**Set problem**
Leave out the pictures and copy the remaining records exactly.

**Extracted material**
** begin **
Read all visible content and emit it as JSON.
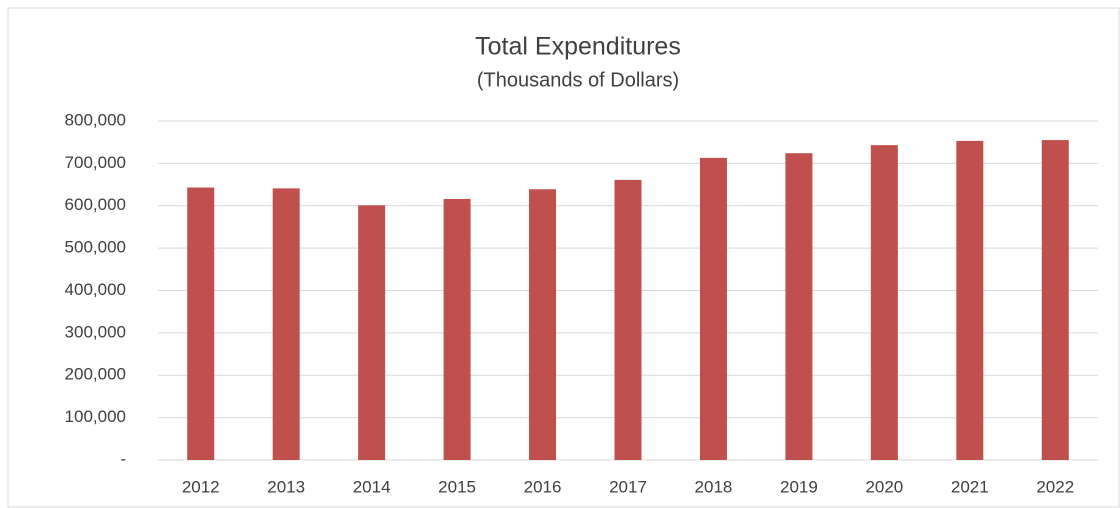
{
  "chart_data": {
    "type": "bar",
    "title": "Total Expenditures",
    "subtitle": "(Thousands of Dollars)",
    "categories": [
      "2012",
      "2013",
      "2014",
      "2015",
      "2016",
      "2017",
      "2018",
      "2019",
      "2020",
      "2021",
      "2022"
    ],
    "values": [
      643000,
      641000,
      601000,
      616000,
      639000,
      661000,
      713000,
      724000,
      743000,
      753000,
      755000
    ],
    "color": "#c0504d",
    "ylim": [
      0,
      800000
    ],
    "yticks": [
      {
        "value": 0,
        "label": "-"
      },
      {
        "value": 100000,
        "label": "100,000"
      },
      {
        "value": 200000,
        "label": "200,000"
      },
      {
        "value": 300000,
        "label": "300,000"
      },
      {
        "value": 400000,
        "label": "400,000"
      },
      {
        "value": 500000,
        "label": "500,000"
      },
      {
        "value": 600000,
        "label": "600,000"
      },
      {
        "value": 700000,
        "label": "700,000"
      },
      {
        "value": 800000,
        "label": "800,000"
      }
    ],
    "grid": true
  }
}
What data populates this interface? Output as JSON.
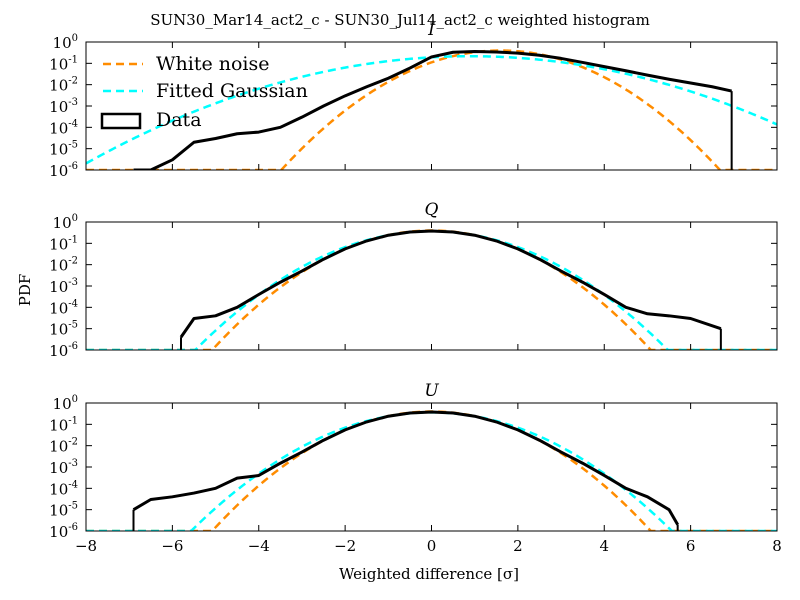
{
  "suptitle": "SUN30_Mar14_act2_c - SUN30_Jul14_act2_c weighted histogram",
  "ylabel": "PDF",
  "xlabel": "Weighted difference [σ]",
  "colors": {
    "white_noise": "#ff8c00",
    "fitted_gaussian": "#00ffff",
    "data": "#000000",
    "axes": "#000000",
    "background": "#ffffff"
  },
  "legend": {
    "placement": "upper-left (top panel)",
    "items": [
      {
        "label": "White noise",
        "style": "dashed",
        "color": "#ff8c00"
      },
      {
        "label": "Fitted Gaussian",
        "style": "dashed",
        "color": "#00ffff"
      },
      {
        "label": "Data",
        "style": "box",
        "color": "#000000"
      }
    ]
  },
  "x_ticks": [
    "−8",
    "−6",
    "−4",
    "−2",
    "0",
    "2",
    "4",
    "6",
    "8"
  ],
  "y_ticks": [
    {
      "base": "10",
      "exp": "0"
    },
    {
      "base": "10",
      "exp": "-1"
    },
    {
      "base": "10",
      "exp": "-2"
    },
    {
      "base": "10",
      "exp": "-3"
    },
    {
      "base": "10",
      "exp": "-4"
    },
    {
      "base": "10",
      "exp": "-5"
    },
    {
      "base": "10",
      "exp": "-6"
    }
  ],
  "chart_data": [
    {
      "type": "line",
      "title": "I",
      "xlim": [
        -8,
        8
      ],
      "ylim": [
        1e-06,
        1
      ],
      "yscale": "log",
      "grid": false,
      "series": [
        {
          "name": "White noise",
          "kind": "gaussian",
          "mean": 1.6,
          "sigma": 1.0
        },
        {
          "name": "Fitted Gaussian",
          "kind": "gaussian",
          "mean": 0.9,
          "sigma": 1.85
        },
        {
          "name": "Data",
          "kind": "histogram",
          "x": [
            -6.9,
            -6.5,
            -6.0,
            -5.5,
            -5.0,
            -4.5,
            -4.0,
            -3.5,
            -3.0,
            -2.5,
            -2.0,
            -1.5,
            -1.0,
            -0.5,
            0.0,
            0.5,
            1.0,
            1.5,
            2.0,
            2.5,
            3.0,
            3.5,
            4.0,
            4.5,
            5.0,
            5.5,
            6.0,
            6.5,
            6.95
          ],
          "y": [
            1e-06,
            1e-06,
            3e-06,
            2e-05,
            3e-05,
            5e-05,
            6e-05,
            0.0001,
            0.0003,
            0.001,
            0.003,
            0.008,
            0.02,
            0.06,
            0.2,
            0.33,
            0.36,
            0.34,
            0.3,
            0.24,
            0.17,
            0.11,
            0.07,
            0.045,
            0.028,
            0.018,
            0.012,
            0.008,
            0.005
          ]
        }
      ]
    },
    {
      "type": "line",
      "title": "Q",
      "xlim": [
        -8,
        8
      ],
      "ylim": [
        1e-06,
        1
      ],
      "yscale": "log",
      "grid": false,
      "series": [
        {
          "name": "White noise",
          "kind": "gaussian",
          "mean": 0.0,
          "sigma": 1.0
        },
        {
          "name": "Fitted Gaussian",
          "kind": "gaussian",
          "mean": 0.0,
          "sigma": 1.08
        },
        {
          "name": "Data",
          "kind": "histogram",
          "x": [
            -5.8,
            -5.5,
            -5.0,
            -4.5,
            -4.0,
            -3.5,
            -3.0,
            -2.5,
            -2.0,
            -1.5,
            -1.0,
            -0.5,
            0.0,
            0.5,
            1.0,
            1.5,
            2.0,
            2.5,
            3.0,
            3.5,
            4.0,
            4.5,
            5.0,
            5.5,
            6.0,
            6.7
          ],
          "y": [
            4e-06,
            3e-05,
            4e-05,
            0.0001,
            0.0004,
            0.0015,
            0.005,
            0.018,
            0.055,
            0.13,
            0.24,
            0.34,
            0.38,
            0.34,
            0.24,
            0.13,
            0.055,
            0.018,
            0.005,
            0.0015,
            0.0004,
            0.0001,
            5e-05,
            4e-05,
            3e-05,
            1e-05
          ]
        }
      ]
    },
    {
      "type": "line",
      "title": "U",
      "xlim": [
        -8,
        8
      ],
      "ylim": [
        1e-06,
        1
      ],
      "yscale": "log",
      "grid": false,
      "series": [
        {
          "name": "White noise",
          "kind": "gaussian",
          "mean": 0.0,
          "sigma": 1.0
        },
        {
          "name": "Fitted Gaussian",
          "kind": "gaussian",
          "mean": 0.0,
          "sigma": 1.1
        },
        {
          "name": "Data",
          "kind": "histogram",
          "x": [
            -6.9,
            -6.5,
            -6.0,
            -5.5,
            -5.0,
            -4.5,
            -4.0,
            -3.5,
            -3.0,
            -2.5,
            -2.0,
            -1.5,
            -1.0,
            -0.5,
            0.0,
            0.5,
            1.0,
            1.5,
            2.0,
            2.5,
            3.0,
            3.5,
            4.0,
            4.5,
            5.0,
            5.5,
            5.7
          ],
          "y": [
            1e-05,
            3e-05,
            4e-05,
            6e-05,
            0.0001,
            0.0003,
            0.0004,
            0.0015,
            0.005,
            0.018,
            0.055,
            0.13,
            0.24,
            0.34,
            0.38,
            0.34,
            0.24,
            0.13,
            0.055,
            0.018,
            0.005,
            0.0015,
            0.0004,
            0.0001,
            4e-05,
            1e-05,
            2e-06
          ]
        }
      ]
    }
  ]
}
** end **
**Answer for the task**
Read all visible content and emit it as JSON.
{
  "chart_data": {
    "type": "bar",
    "title": "Total Expenditures",
    "subtitle": "(Thousands of Dollars)",
    "categories": [
      "2012",
      "2013",
      "2014",
      "2015",
      "2016",
      "2017",
      "2018",
      "2019",
      "2020",
      "2021",
      "2022"
    ],
    "values": [
      643000,
      641000,
      601000,
      616000,
      639000,
      661000,
      713000,
      724000,
      743000,
      753000,
      755000
    ],
    "color": "#c0504d",
    "ylim": [
      0,
      800000
    ],
    "yticks": [
      {
        "value": 0,
        "label": "-"
      },
      {
        "value": 100000,
        "label": "100,000"
      },
      {
        "value": 200000,
        "label": "200,000"
      },
      {
        "value": 300000,
        "label": "300,000"
      },
      {
        "value": 400000,
        "label": "400,000"
      },
      {
        "value": 500000,
        "label": "500,000"
      },
      {
        "value": 600000,
        "label": "600,000"
      },
      {
        "value": 700000,
        "label": "700,000"
      },
      {
        "value": 800000,
        "label": "800,000"
      }
    ],
    "grid": true
  }
}
What data populates this interface? Output as JSON.
{
  "suptitle": "SUN30_Mar14_act2_c - SUN30_Jul14_act2_c weighted histogram",
  "ylabel": "PDF",
  "xlabel": "Weighted difference [σ]",
  "colors": {
    "white_noise": "#ff8c00",
    "fitted_gaussian": "#00ffff",
    "data": "#000000",
    "axes": "#000000",
    "background": "#ffffff"
  },
  "legend": {
    "placement": "upper-left (top panel)",
    "items": [
      {
        "label": "White noise",
        "style": "dashed",
        "color": "#ff8c00"
      },
      {
        "label": "Fitted Gaussian",
        "style": "dashed",
        "color": "#00ffff"
      },
      {
        "label": "Data",
        "style": "box",
        "color": "#000000"
      }
    ]
  },
  "x_ticks": [
    "−8",
    "−6",
    "−4",
    "−2",
    "0",
    "2",
    "4",
    "6",
    "8"
  ],
  "y_ticks": [
    {
      "base": "10",
      "exp": "0"
    },
    {
      "base": "10",
      "exp": "-1"
    },
    {
      "base": "10",
      "exp": "-2"
    },
    {
      "base": "10",
      "exp": "-3"
    },
    {
      "base": "10",
      "exp": "-4"
    },
    {
      "base": "10",
      "exp": "-5"
    },
    {
      "base": "10",
      "exp": "-6"
    }
  ],
  "chart_data": [
    {
      "type": "line",
      "title": "I",
      "xlim": [
        -8,
        8
      ],
      "ylim": [
        1e-06,
        1
      ],
      "yscale": "log",
      "grid": false,
      "series": [
        {
          "name": "White noise",
          "kind": "gaussian",
          "mean": 1.6,
          "sigma": 1.0
        },
        {
          "name": "Fitted Gaussian",
          "kind": "gaussian",
          "mean": 0.9,
          "sigma": 1.85
        },
        {
          "name": "Data",
          "kind": "histogram",
          "x": [
            -6.9,
            -6.5,
            -6.0,
            -5.5,
            -5.0,
            -4.5,
            -4.0,
            -3.5,
            -3.0,
            -2.5,
            -2.0,
            -1.5,
            -1.0,
            -0.5,
            0.0,
            0.5,
            1.0,
            1.5,
            2.0,
            2.5,
            3.0,
            3.5,
            4.0,
            4.5,
            5.0,
            5.5,
            6.0,
            6.5,
            6.95
          ],
          "y": [
            1e-06,
            1e-06,
            3e-06,
            2e-05,
            3e-05,
            5e-05,
            6e-05,
            0.0001,
            0.0003,
            0.001,
            0.003,
            0.008,
            0.02,
            0.06,
            0.2,
            0.33,
            0.36,
            0.34,
            0.3,
            0.24,
            0.17,
            0.11,
            0.07,
            0.045,
            0.028,
            0.018,
            0.012,
            0.008,
            0.005
          ]
        }
      ]
    },
    {
      "type": "line",
      "title": "Q",
      "xlim": [
        -8,
        8
      ],
      "ylim": [
        1e-06,
        1
      ],
      "yscale": "log",
      "grid": false,
      "series": [
        {
          "name": "White noise",
          "kind": "gaussian",
          "mean": 0.0,
          "sigma": 1.0
        },
        {
          "name": "Fitted Gaussian",
          "kind": "gaussian",
          "mean": 0.0,
          "sigma": 1.08
        },
        {
          "name": "Data",
          "kind": "histogram",
          "x": [
            -5.8,
            -5.5,
            -5.0,
            -4.5,
            -4.0,
            -3.5,
            -3.0,
            -2.5,
            -2.0,
            -1.5,
            -1.0,
            -0.5,
            0.0,
            0.5,
            1.0,
            1.5,
            2.0,
            2.5,
            3.0,
            3.5,
            4.0,
            4.5,
            5.0,
            5.5,
            6.0,
            6.7
          ],
          "y": [
            4e-06,
            3e-05,
            4e-05,
            0.0001,
            0.0004,
            0.0015,
            0.005,
            0.018,
            0.055,
            0.13,
            0.24,
            0.34,
            0.38,
            0.34,
            0.24,
            0.13,
            0.055,
            0.018,
            0.005,
            0.0015,
            0.0004,
            0.0001,
            5e-05,
            4e-05,
            3e-05,
            1e-05
          ]
        }
      ]
    },
    {
      "type": "line",
      "title": "U",
      "xlim": [
        -8,
        8
      ],
      "ylim": [
        1e-06,
        1
      ],
      "yscale": "log",
      "grid": false,
      "series": [
        {
          "name": "White noise",
          "kind": "gaussian",
          "mean": 0.0,
          "sigma": 1.0
        },
        {
          "name": "Fitted Gaussian",
          "kind": "gaussian",
          "mean": 0.0,
          "sigma": 1.1
        },
        {
          "name": "Data",
          "kind": "histogram",
          "x": [
            -6.9,
            -6.5,
            -6.0,
            -5.5,
            -5.0,
            -4.5,
            -4.0,
            -3.5,
            -3.0,
            -2.5,
            -2.0,
            -1.5,
            -1.0,
            -0.5,
            0.0,
            0.5,
            1.0,
            1.5,
            2.0,
            2.5,
            3.0,
            3.5,
            4.0,
            4.5,
            5.0,
            5.5,
            5.7
          ],
          "y": [
            1e-05,
            3e-05,
            4e-05,
            6e-05,
            0.0001,
            0.0003,
            0.0004,
            0.0015,
            0.005,
            0.018,
            0.055,
            0.13,
            0.24,
            0.34,
            0.38,
            0.34,
            0.24,
            0.13,
            0.055,
            0.018,
            0.005,
            0.0015,
            0.0004,
            0.0001,
            4e-05,
            1e-05,
            2e-06
          ]
        }
      ]
    }
  ]
}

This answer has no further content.